[Begin Raw data]

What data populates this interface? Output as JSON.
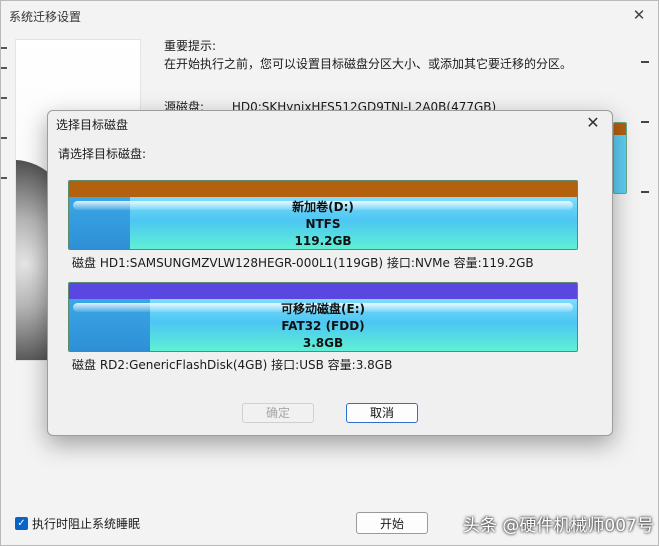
{
  "main_window": {
    "title": "系统迁移设置",
    "close_glyph": "✕",
    "tip_heading": "重要提示:",
    "tip_text": "在开始执行之前，您可以设置目标磁盘分区大小、或添加其它要迁移的分区。",
    "source_label": "源磁盘:",
    "source_value": "HD0:SKHynixHFS512GD9TNI-L2A0B(477GB)",
    "prevent_sleep_label": "执行时阻止系统睡眠",
    "prevent_sleep_checked": true,
    "start_button": "开始"
  },
  "dialog": {
    "title": "选择目标磁盘",
    "close_glyph": "✕",
    "prompt": "请选择目标磁盘:",
    "disks": [
      {
        "name": "新加卷(D:)",
        "filesystem": "NTFS",
        "size": "119.2GB",
        "info": "磁盘 HD1:SAMSUNGMZVLW128HEGR-000L1(119GB)  接口:NVMe  容量:119.2GB",
        "cap_color": "#b3600f",
        "used_fraction": 0.12
      },
      {
        "name": "可移动磁盘(E:)",
        "filesystem": "FAT32 (FDD)",
        "size": "3.8GB",
        "info": "磁盘 RD2:GenericFlashDisk(4GB)  接口:USB  容量:3.8GB",
        "cap_color": "#5a46e0",
        "used_fraction": 0.16
      }
    ],
    "ok_button": "确定",
    "cancel_button": "取消"
  },
  "watermark": "头条 @硬件机械师007号"
}
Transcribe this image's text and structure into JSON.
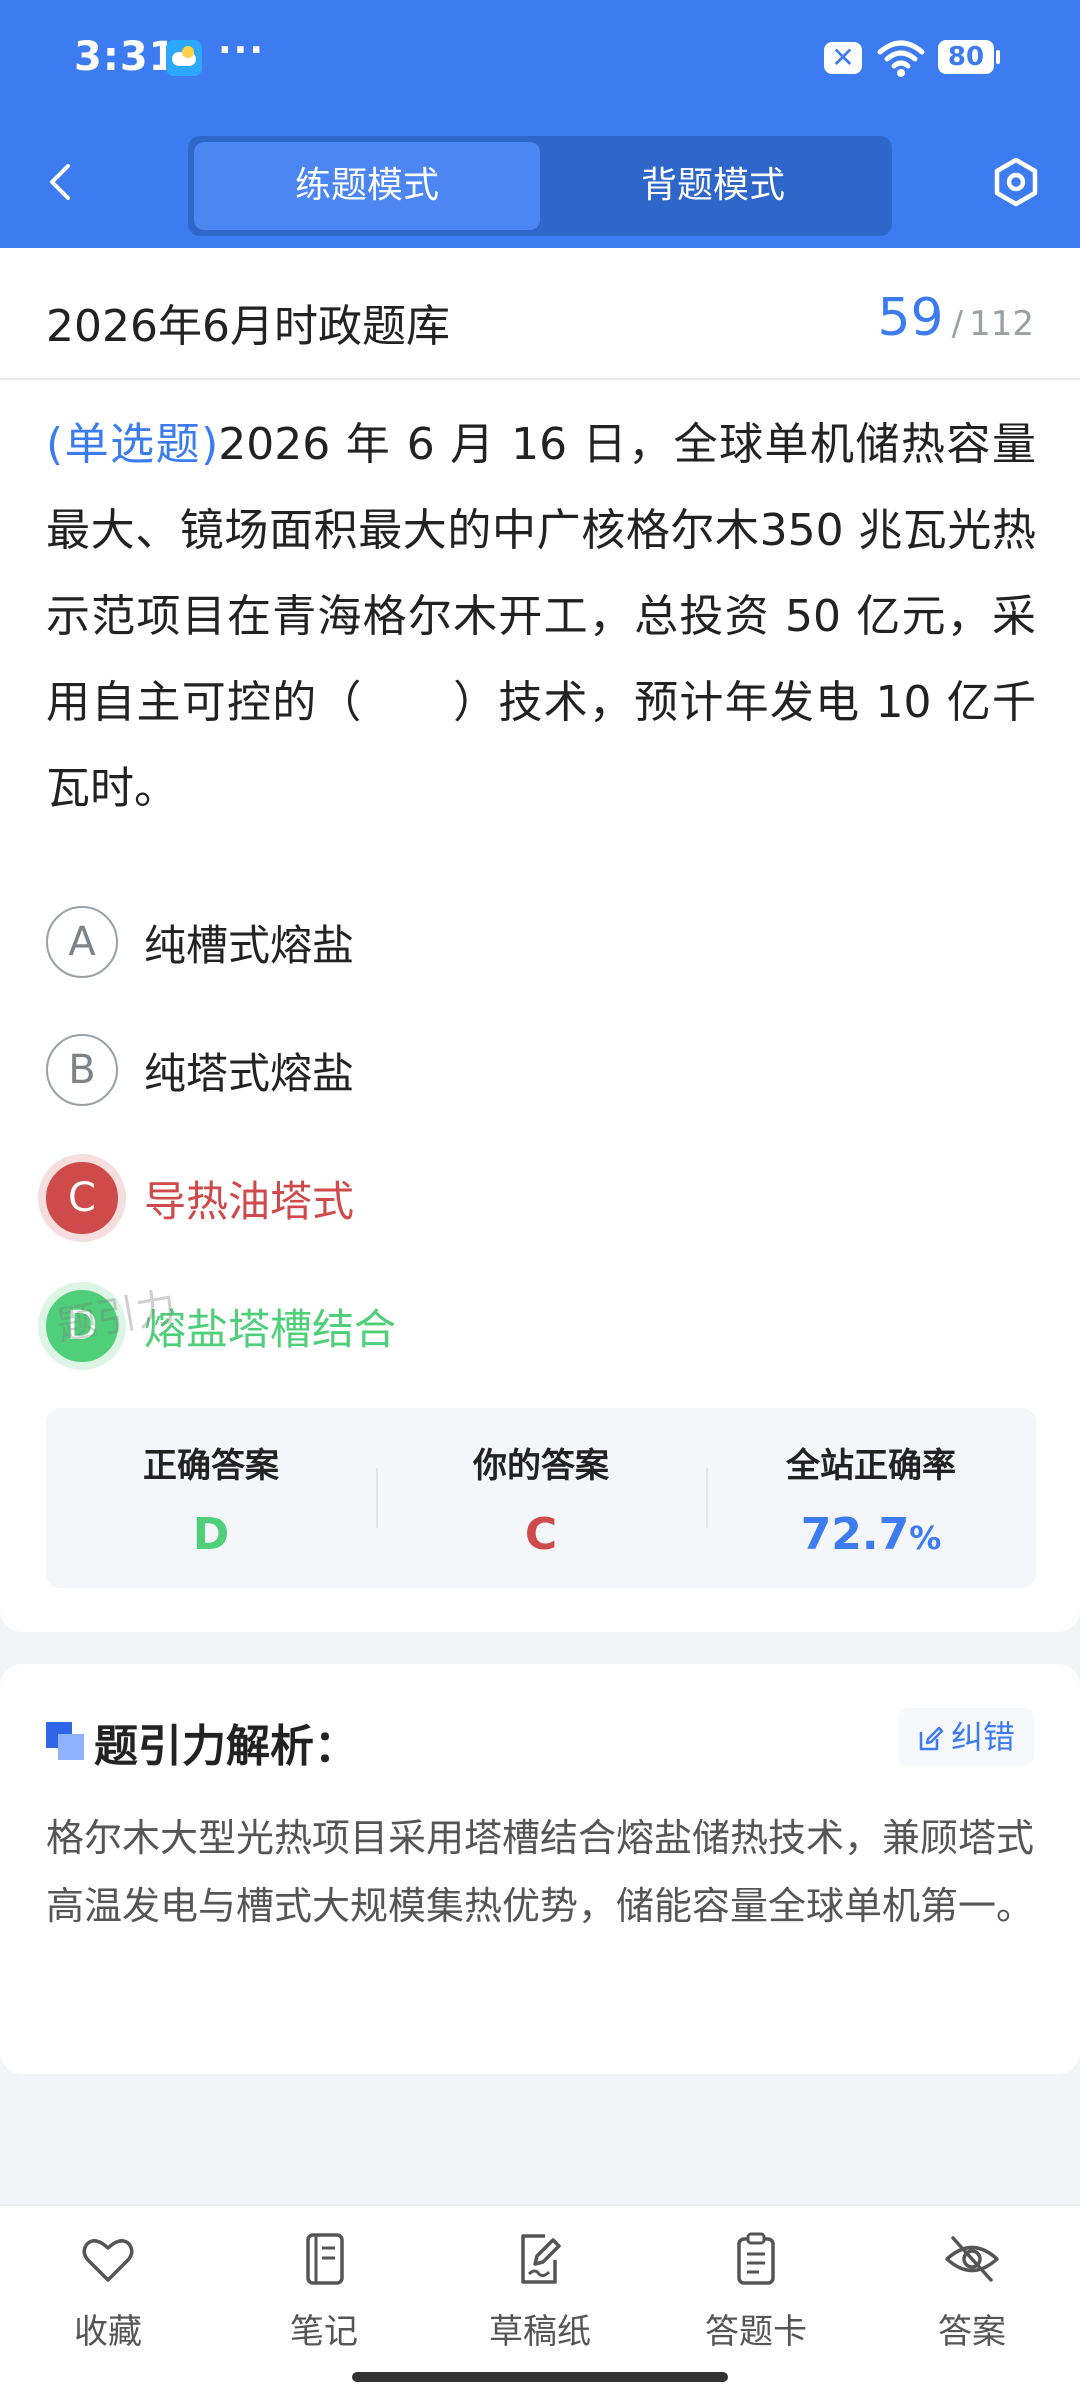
{
  "status_bar": {
    "time": "3:31",
    "more": "···",
    "battery": "80"
  },
  "nav": {
    "tabs": [
      {
        "label": "练题模式"
      },
      {
        "label": "背题模式"
      }
    ]
  },
  "bank": {
    "title": "2026年6月时政题库",
    "current": "59",
    "sep": "/",
    "total": "112"
  },
  "question": {
    "type": "(单选题)",
    "text": "2026 年 6 月 16 日，全球单机储热容量最大、镜场面积最大的中广核格尔木350 兆瓦光热示范项目在青海格尔木开工，总投资 50 亿元，采用自主可控的（　　）技术，预计年发电 10 亿千瓦时。"
  },
  "options": [
    {
      "letter": "A",
      "text": "纯槽式熔盐",
      "state": "normal"
    },
    {
      "letter": "B",
      "text": "纯塔式熔盐",
      "state": "normal"
    },
    {
      "letter": "C",
      "text": "导热油塔式",
      "state": "wrong"
    },
    {
      "letter": "D",
      "text": "熔盐塔槽结合",
      "state": "correct"
    }
  ],
  "watermark": "题引力",
  "result": {
    "correct_label": "正确答案",
    "correct_value": "D",
    "yours_label": "你的答案",
    "yours_value": "C",
    "rate_label": "全站正确率",
    "rate_value": "72.7",
    "rate_unit": "%"
  },
  "analysis": {
    "title": "题引力解析：",
    "correction": "纠错",
    "text": "格尔木大型光热项目采用塔槽结合熔盐储热技术，兼顾塔式高温发电与槽式大规模集热优势，储能容量全球单机第一。"
  },
  "tab_bar": {
    "items": [
      {
        "label": "收藏",
        "icon": "heart-icon"
      },
      {
        "label": "笔记",
        "icon": "notebook-icon"
      },
      {
        "label": "草稿纸",
        "icon": "draft-icon"
      },
      {
        "label": "答题卡",
        "icon": "answer-card-icon"
      },
      {
        "label": "答案",
        "icon": "eye-off-icon"
      }
    ]
  },
  "colors": {
    "primary": "#3c7cf0",
    "wrong": "#cf4a4a",
    "correct": "#4fcf7a"
  }
}
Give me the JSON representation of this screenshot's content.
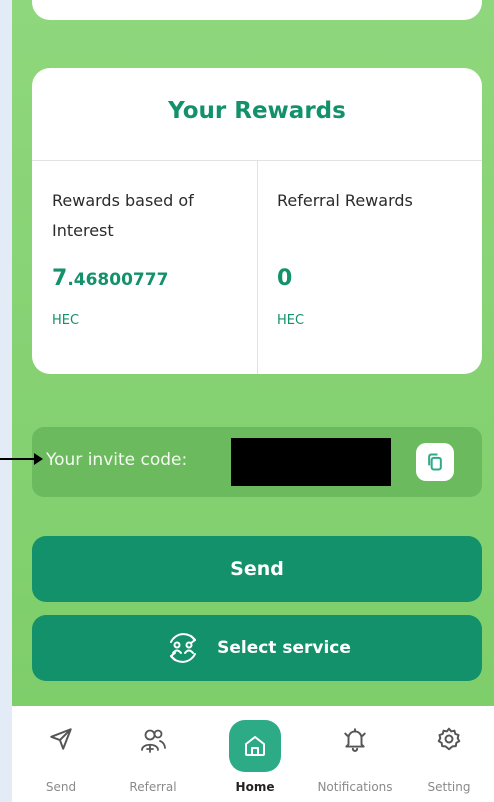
{
  "rewards": {
    "title": "Your Rewards",
    "interest": {
      "label": "Rewards based of Interest",
      "value_int": "7",
      "value_dec": ".46800777",
      "unit": "HEC"
    },
    "referral": {
      "label": "Referral Rewards",
      "value": "0",
      "unit": "HEC"
    }
  },
  "invite": {
    "label": "Your invite code:",
    "copy_icon": "copy-icon"
  },
  "actions": {
    "send_label": "Send",
    "service_label": "Select service",
    "service_icon": "swap-users-icon"
  },
  "nav": {
    "items": [
      {
        "label": "Send",
        "icon": "send-icon"
      },
      {
        "label": "Referral",
        "icon": "add-user-icon"
      },
      {
        "label": "Home",
        "icon": "home-icon",
        "active": true
      },
      {
        "label": "Notifications",
        "icon": "bell-icon"
      },
      {
        "label": "Setting",
        "icon": "gear-icon"
      }
    ]
  },
  "colors": {
    "accent": "#12916b",
    "background_green": "#86d273",
    "home_active": "#2cab86"
  }
}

[End Raw data]

• [What this task involves] Pictures are excluded; output everything else in the data verbatim.

• [Response for this exercise]
What data populates this interface? Output as JSON.
{
  "main_window": {
    "title": "系统迁移设置",
    "close_glyph": "✕",
    "tip_heading": "重要提示:",
    "tip_text": "在开始执行之前，您可以设置目标磁盘分区大小、或添加其它要迁移的分区。",
    "source_label": "源磁盘:",
    "source_value": "HD0:SKHynixHFS512GD9TNI-L2A0B(477GB)",
    "prevent_sleep_label": "执行时阻止系统睡眠",
    "prevent_sleep_checked": true,
    "start_button": "开始"
  },
  "dialog": {
    "title": "选择目标磁盘",
    "close_glyph": "✕",
    "prompt": "请选择目标磁盘:",
    "disks": [
      {
        "name": "新加卷(D:)",
        "filesystem": "NTFS",
        "size": "119.2GB",
        "info": "磁盘 HD1:SAMSUNGMZVLW128HEGR-000L1(119GB)  接口:NVMe  容量:119.2GB",
        "cap_color": "#b3600f",
        "used_fraction": 0.12
      },
      {
        "name": "可移动磁盘(E:)",
        "filesystem": "FAT32 (FDD)",
        "size": "3.8GB",
        "info": "磁盘 RD2:GenericFlashDisk(4GB)  接口:USB  容量:3.8GB",
        "cap_color": "#5a46e0",
        "used_fraction": 0.16
      }
    ],
    "ok_button": "确定",
    "cancel_button": "取消"
  },
  "watermark": "头条 @硬件机械师007号"
}
Transcribe this image's text and structure into JSON.
{
  "status_bar": {
    "time": "3:31",
    "more": "···",
    "battery": "80"
  },
  "nav": {
    "tabs": [
      {
        "label": "练题模式"
      },
      {
        "label": "背题模式"
      }
    ]
  },
  "bank": {
    "title": "2026年6月时政题库",
    "current": "59",
    "sep": "/",
    "total": "112"
  },
  "question": {
    "type": "(单选题)",
    "text": "2026 年 6 月 16 日，全球单机储热容量最大、镜场面积最大的中广核格尔木350 兆瓦光热示范项目在青海格尔木开工，总投资 50 亿元，采用自主可控的（　　）技术，预计年发电 10 亿千瓦时。"
  },
  "options": [
    {
      "letter": "A",
      "text": "纯槽式熔盐",
      "state": "normal"
    },
    {
      "letter": "B",
      "text": "纯塔式熔盐",
      "state": "normal"
    },
    {
      "letter": "C",
      "text": "导热油塔式",
      "state": "wrong"
    },
    {
      "letter": "D",
      "text": "熔盐塔槽结合",
      "state": "correct"
    }
  ],
  "watermark": "题引力",
  "result": {
    "correct_label": "正确答案",
    "correct_value": "D",
    "yours_label": "你的答案",
    "yours_value": "C",
    "rate_label": "全站正确率",
    "rate_value": "72.7",
    "rate_unit": "%"
  },
  "analysis": {
    "title": "题引力解析：",
    "correction": "纠错",
    "text": "格尔木大型光热项目采用塔槽结合熔盐储热技术，兼顾塔式高温发电与槽式大规模集热优势，储能容量全球单机第一。"
  },
  "tab_bar": {
    "items": [
      {
        "label": "收藏",
        "icon": "heart-icon"
      },
      {
        "label": "笔记",
        "icon": "notebook-icon"
      },
      {
        "label": "草稿纸",
        "icon": "draft-icon"
      },
      {
        "label": "答题卡",
        "icon": "answer-card-icon"
      },
      {
        "label": "答案",
        "icon": "eye-off-icon"
      }
    ]
  },
  "colors": {
    "primary": "#3c7cf0",
    "wrong": "#cf4a4a",
    "correct": "#4fcf7a"
  }
}
Give me the JSON representation of this screenshot's content.
{
  "rewards": {
    "title": "Your Rewards",
    "interest": {
      "label": "Rewards based of Interest",
      "value_int": "7",
      "value_dec": ".46800777",
      "unit": "HEC"
    },
    "referral": {
      "label": "Referral Rewards",
      "value": "0",
      "unit": "HEC"
    }
  },
  "invite": {
    "label": "Your invite code:",
    "copy_icon": "copy-icon"
  },
  "actions": {
    "send_label": "Send",
    "service_label": "Select service",
    "service_icon": "swap-users-icon"
  },
  "nav": {
    "items": [
      {
        "label": "Send",
        "icon": "send-icon"
      },
      {
        "label": "Referral",
        "icon": "add-user-icon"
      },
      {
        "label": "Home",
        "icon": "home-icon",
        "active": true
      },
      {
        "label": "Notifications",
        "icon": "bell-icon"
      },
      {
        "label": "Setting",
        "icon": "gear-icon"
      }
    ]
  },
  "colors": {
    "accent": "#12916b",
    "background_green": "#86d273",
    "home_active": "#2cab86"
  }
}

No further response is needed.